Requirement:
Will you transcribe all the entries word for word, skipping the pictures they hold?

* * *

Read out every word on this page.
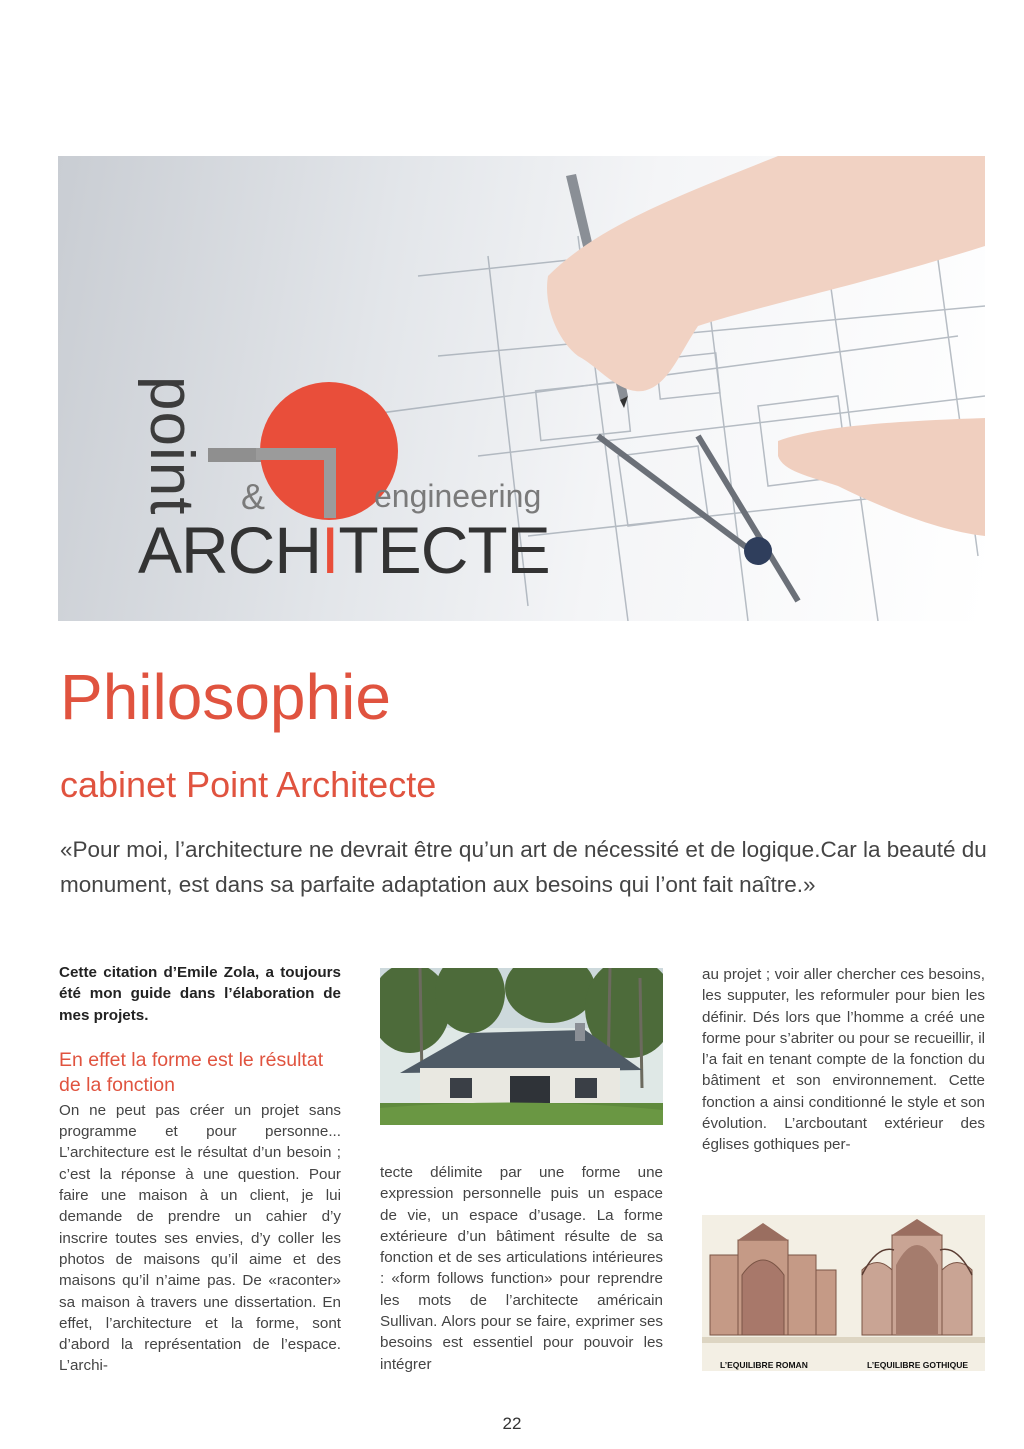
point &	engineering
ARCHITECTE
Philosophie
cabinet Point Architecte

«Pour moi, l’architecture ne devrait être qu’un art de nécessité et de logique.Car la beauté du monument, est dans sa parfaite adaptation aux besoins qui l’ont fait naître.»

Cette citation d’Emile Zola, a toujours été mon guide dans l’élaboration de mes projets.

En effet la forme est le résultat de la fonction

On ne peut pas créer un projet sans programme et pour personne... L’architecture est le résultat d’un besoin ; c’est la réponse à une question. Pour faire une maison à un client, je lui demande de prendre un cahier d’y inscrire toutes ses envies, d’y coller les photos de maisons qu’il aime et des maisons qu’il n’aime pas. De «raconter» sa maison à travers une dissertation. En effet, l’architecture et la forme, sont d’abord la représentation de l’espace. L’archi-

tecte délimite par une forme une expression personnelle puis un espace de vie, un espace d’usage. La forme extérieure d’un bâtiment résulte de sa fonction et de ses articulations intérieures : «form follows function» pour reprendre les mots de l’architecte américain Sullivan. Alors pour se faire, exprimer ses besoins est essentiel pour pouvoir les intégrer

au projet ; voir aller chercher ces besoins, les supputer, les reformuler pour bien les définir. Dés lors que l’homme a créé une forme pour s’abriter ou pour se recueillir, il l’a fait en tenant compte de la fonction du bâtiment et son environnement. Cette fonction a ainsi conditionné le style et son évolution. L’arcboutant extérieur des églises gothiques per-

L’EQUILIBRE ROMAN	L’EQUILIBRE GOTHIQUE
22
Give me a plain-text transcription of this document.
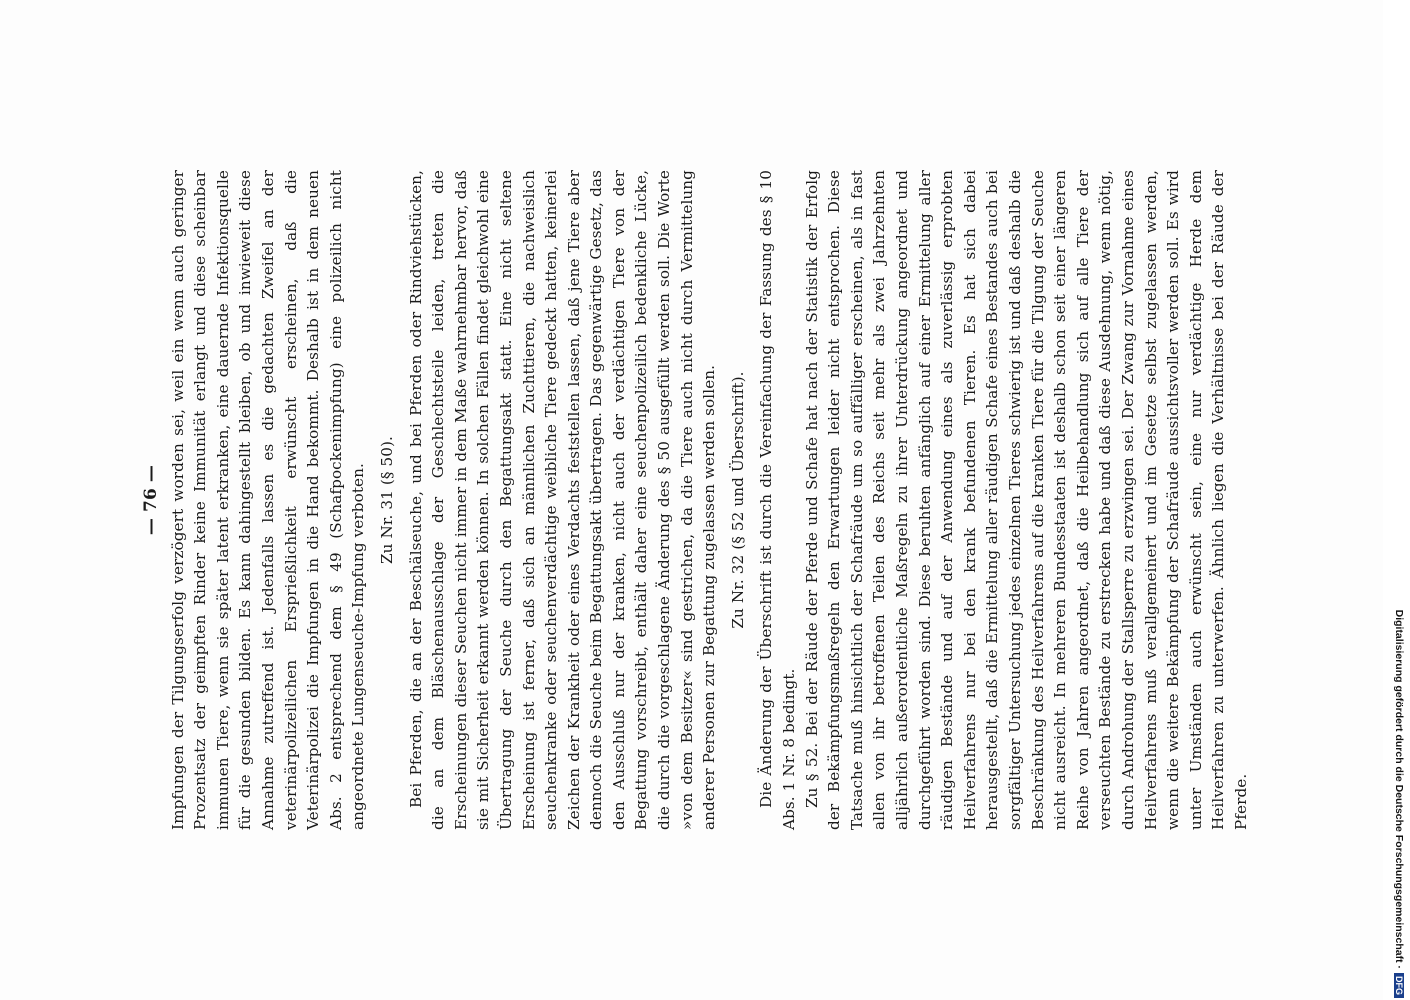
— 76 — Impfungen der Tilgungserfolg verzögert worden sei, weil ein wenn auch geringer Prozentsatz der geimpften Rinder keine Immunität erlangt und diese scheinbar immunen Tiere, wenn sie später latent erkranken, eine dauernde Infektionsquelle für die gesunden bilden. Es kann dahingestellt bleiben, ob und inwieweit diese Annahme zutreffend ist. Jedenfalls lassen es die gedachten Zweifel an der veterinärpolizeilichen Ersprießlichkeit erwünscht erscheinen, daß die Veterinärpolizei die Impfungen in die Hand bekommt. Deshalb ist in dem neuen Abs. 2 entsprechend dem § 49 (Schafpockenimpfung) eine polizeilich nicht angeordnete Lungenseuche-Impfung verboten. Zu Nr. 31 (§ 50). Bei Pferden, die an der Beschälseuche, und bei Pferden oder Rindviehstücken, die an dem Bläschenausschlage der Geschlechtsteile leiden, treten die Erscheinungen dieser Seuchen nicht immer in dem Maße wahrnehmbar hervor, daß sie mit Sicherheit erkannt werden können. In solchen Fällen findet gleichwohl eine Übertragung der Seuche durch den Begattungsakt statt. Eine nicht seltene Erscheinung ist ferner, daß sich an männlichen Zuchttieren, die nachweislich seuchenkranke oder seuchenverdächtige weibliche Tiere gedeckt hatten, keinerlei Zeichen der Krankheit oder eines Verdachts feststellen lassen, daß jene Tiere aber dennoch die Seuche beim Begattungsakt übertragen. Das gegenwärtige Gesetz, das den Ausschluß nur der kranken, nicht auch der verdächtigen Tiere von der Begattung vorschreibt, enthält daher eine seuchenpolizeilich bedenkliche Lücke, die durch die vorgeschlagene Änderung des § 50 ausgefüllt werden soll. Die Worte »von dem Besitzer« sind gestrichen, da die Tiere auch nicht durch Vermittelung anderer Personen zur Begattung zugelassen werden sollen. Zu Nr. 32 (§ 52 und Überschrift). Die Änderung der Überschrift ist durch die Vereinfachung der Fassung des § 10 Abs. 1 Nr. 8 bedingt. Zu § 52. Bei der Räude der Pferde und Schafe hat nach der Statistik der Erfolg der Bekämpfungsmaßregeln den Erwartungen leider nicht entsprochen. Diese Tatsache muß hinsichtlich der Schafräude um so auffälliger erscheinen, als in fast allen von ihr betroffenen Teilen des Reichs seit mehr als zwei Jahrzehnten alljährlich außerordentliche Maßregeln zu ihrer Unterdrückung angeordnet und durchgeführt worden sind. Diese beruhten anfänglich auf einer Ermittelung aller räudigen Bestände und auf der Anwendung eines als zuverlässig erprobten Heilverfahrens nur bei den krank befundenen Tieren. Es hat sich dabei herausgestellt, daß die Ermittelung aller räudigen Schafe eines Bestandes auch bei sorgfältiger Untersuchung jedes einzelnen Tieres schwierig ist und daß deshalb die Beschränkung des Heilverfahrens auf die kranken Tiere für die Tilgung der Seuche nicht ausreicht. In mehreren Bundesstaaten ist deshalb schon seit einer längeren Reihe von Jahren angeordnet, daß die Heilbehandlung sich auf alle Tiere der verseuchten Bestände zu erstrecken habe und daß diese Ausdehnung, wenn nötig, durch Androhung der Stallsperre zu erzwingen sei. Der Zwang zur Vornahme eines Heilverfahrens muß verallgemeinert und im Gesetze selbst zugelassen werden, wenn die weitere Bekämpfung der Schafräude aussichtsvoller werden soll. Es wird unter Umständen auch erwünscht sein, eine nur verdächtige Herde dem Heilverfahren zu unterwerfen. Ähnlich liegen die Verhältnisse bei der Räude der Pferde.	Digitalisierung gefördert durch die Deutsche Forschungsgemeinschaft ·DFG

* * *

Right answer:
Read out every word on this page.
point &	engineering
ARCHITECTE
Philosophie
cabinet Point Architecte

«Pour moi, l’architecture ne devrait être qu’un art de nécessité et de logique.Car la beauté du monument, est dans sa parfaite adaptation aux besoins qui l’ont fait naître.»

Cette citation d’Emile Zola, a toujours été mon guide dans l’élaboration de mes projets.

En effet la forme est le résultat de la fonction

On ne peut pas créer un projet sans programme et pour personne... L’architecture est le résultat d’un besoin ; c’est la réponse à une question. Pour faire une maison à un client, je lui demande de prendre un cahier d’y inscrire toutes ses envies, d’y coller les photos de maisons qu’il aime et des maisons qu’il n’aime pas. De «raconter» sa maison à travers une dissertation. En effet, l’architecture et la forme, sont d’abord la représentation de l’espace. L’archi-

tecte délimite par une forme une expression personnelle puis un espace de vie, un espace d’usage. La forme extérieure d’un bâtiment résulte de sa fonction et de ses articulations intérieures : «form follows function» pour reprendre les mots de l’architecte américain Sullivan. Alors pour se faire, exprimer ses besoins est essentiel pour pouvoir les intégrer

au projet ; voir aller chercher ces besoins, les supputer, les reformuler pour bien les définir. Dés lors que l’homme a créé une forme pour s’abriter ou pour se recueillir, il l’a fait en tenant compte de la fonction du bâtiment et son environnement. Cette fonction a ainsi conditionné le style et son évolution. L’arcboutant extérieur des églises gothiques per-

L’EQUILIBRE ROMAN	L’EQUILIBRE GOTHIQUE
22
Give me a plain-text transcription of this document.
— 76 — Impfungen der Tilgungserfolg verzögert worden sei, weil ein wenn auch geringer Prozentsatz der geimpften Rinder keine Immunität erlangt und diese scheinbar immunen Tiere, wenn sie später latent erkranken, eine dauernde Infektionsquelle für die gesunden bilden. Es kann dahingestellt bleiben, ob und inwieweit diese Annahme zutreffend ist. Jedenfalls lassen es die gedachten Zweifel an der veterinärpolizeilichen Ersprießlichkeit erwünscht erscheinen, daß die Veterinärpolizei die Impfungen in die Hand bekommt. Deshalb ist in dem neuen Abs. 2 entsprechend dem § 49 (Schafpockenimpfung) eine polizeilich nicht angeordnete Lungenseuche-Impfung verboten. Zu Nr. 31 (§ 50). Bei Pferden, die an der Beschälseuche, und bei Pferden oder Rindviehstücken, die an dem Bläschenausschlage der Geschlechtsteile leiden, treten die Erscheinungen dieser Seuchen nicht immer in dem Maße wahrnehmbar hervor, daß sie mit Sicherheit erkannt werden können. In solchen Fällen findet gleichwohl eine Übertragung der Seuche durch den Begattungsakt statt. Eine nicht seltene Erscheinung ist ferner, daß sich an männlichen Zuchttieren, die nachweislich seuchenkranke oder seuchenverdächtige weibliche Tiere gedeckt hatten, keinerlei Zeichen der Krankheit oder eines Verdachts feststellen lassen, daß jene Tiere aber dennoch die Seuche beim Begattungsakt übertragen. Das gegenwärtige Gesetz, das den Ausschluß nur der kranken, nicht auch der verdächtigen Tiere von der Begattung vorschreibt, enthält daher eine seuchenpolizeilich bedenkliche Lücke, die durch die vorgeschlagene Änderung des § 50 ausgefüllt werden soll. Die Worte »von dem Besitzer« sind gestrichen, da die Tiere auch nicht durch Vermittelung anderer Personen zur Begattung zugelassen werden sollen. Zu Nr. 32 (§ 52 und Überschrift). Die Änderung der Überschrift ist durch die Vereinfachung der Fassung des § 10 Abs. 1 Nr. 8 bedingt. Zu § 52. Bei der Räude der Pferde und Schafe hat nach der Statistik der Erfolg der Bekämpfungsmaßregeln den Erwartungen leider nicht entsprochen. Diese Tatsache muß hinsichtlich der Schafräude um so auffälliger erscheinen, als in fast allen von ihr betroffenen Teilen des Reichs seit mehr als zwei Jahrzehnten alljährlich außerordentliche Maßregeln zu ihrer Unterdrückung angeordnet und durchgeführt worden sind. Diese beruhten anfänglich auf einer Ermittelung aller räudigen Bestände und auf der Anwendung eines als zuverlässig erprobten Heilverfahrens nur bei den krank befundenen Tieren. Es hat sich dabei herausgestellt, daß die Ermittelung aller räudigen Schafe eines Bestandes auch bei sorgfältiger Untersuchung jedes einzelnen Tieres schwierig ist und daß deshalb die Beschränkung des Heilverfahrens auf die kranken Tiere für die Tilgung der Seuche nicht ausreicht. In mehreren Bundesstaaten ist deshalb schon seit einer längeren Reihe von Jahren angeordnet, daß die Heilbehandlung sich auf alle Tiere der verseuchten Bestände zu erstrecken habe und daß diese Ausdehnung, wenn nötig, durch Androhung der Stallsperre zu erzwingen sei. Der Zwang zur Vornahme eines Heilverfahrens muß verallgemeinert und im Gesetze selbst zugelassen werden, wenn die weitere Bekämpfung der Schafräude aussichtsvoller werden soll. Es wird unter Umständen auch erwünscht sein, eine nur verdächtige Herde dem Heilverfahren zu unterwerfen. Ähnlich liegen die Verhältnisse bei der Räude der Pferde.	Digitalisierung gefördert durch die Deutsche Forschungsgemeinschaft ·DFG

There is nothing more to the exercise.